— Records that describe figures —
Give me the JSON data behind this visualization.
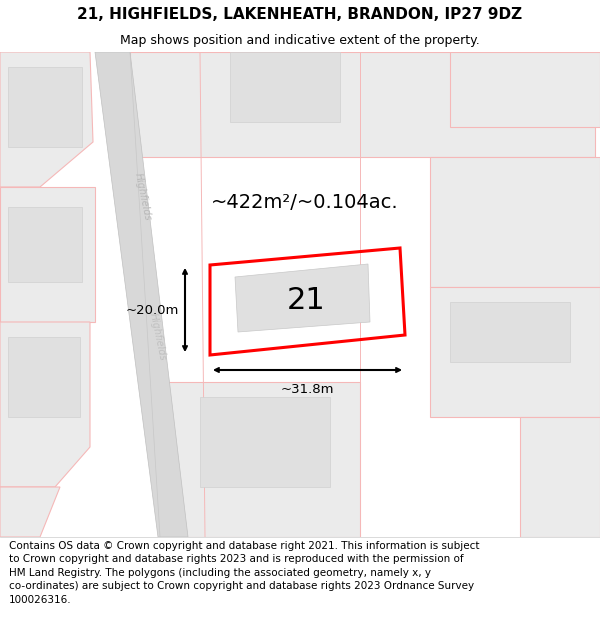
{
  "title": "21, HIGHFIELDS, LAKENHEATH, BRANDON, IP27 9DZ",
  "subtitle": "Map shows position and indicative extent of the property.",
  "footer": "Contains OS data © Crown copyright and database right 2021. This information is subject\nto Crown copyright and database rights 2023 and is reproduced with the permission of\nHM Land Registry. The polygons (including the associated geometry, namely x, y\nco-ordinates) are subject to Crown copyright and database rights 2023 Ordnance Survey\n100026316.",
  "area_label": "~422m²/~0.104ac.",
  "number_label": "21",
  "dim_width_label": "~31.8m",
  "dim_height_label": "~20.0m",
  "light_pink": "#f5b8b8",
  "red_plot": "#ff0000",
  "road_fill": "#d8d8d8",
  "road_edge": "#c0c0c0",
  "block_fill": "#ebebeb",
  "building_fill": "#e0e0e0",
  "map_bg": "#f5f5f5",
  "white": "#ffffff",
  "title_fontsize": 11,
  "subtitle_fontsize": 9,
  "footer_fontsize": 7.5,
  "area_fontsize": 14,
  "number_fontsize": 22
}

— Work to be completed —
Locate the word "data" in the records above, and return each line that has it.

— Solution to the problem —
Give me the JSON data behind this visualization.
  "footer": "Contains OS data © Crown copyright and database right 2021. This information is subject\nto Crown copyright and database rights 2023 and is reproduced with the permission of\nHM Land Registry. The polygons (including the associated geometry, namely x, y\nco-ordinates) are subject to Crown copyright and database rights 2023 Ordnance Survey\n100026316.",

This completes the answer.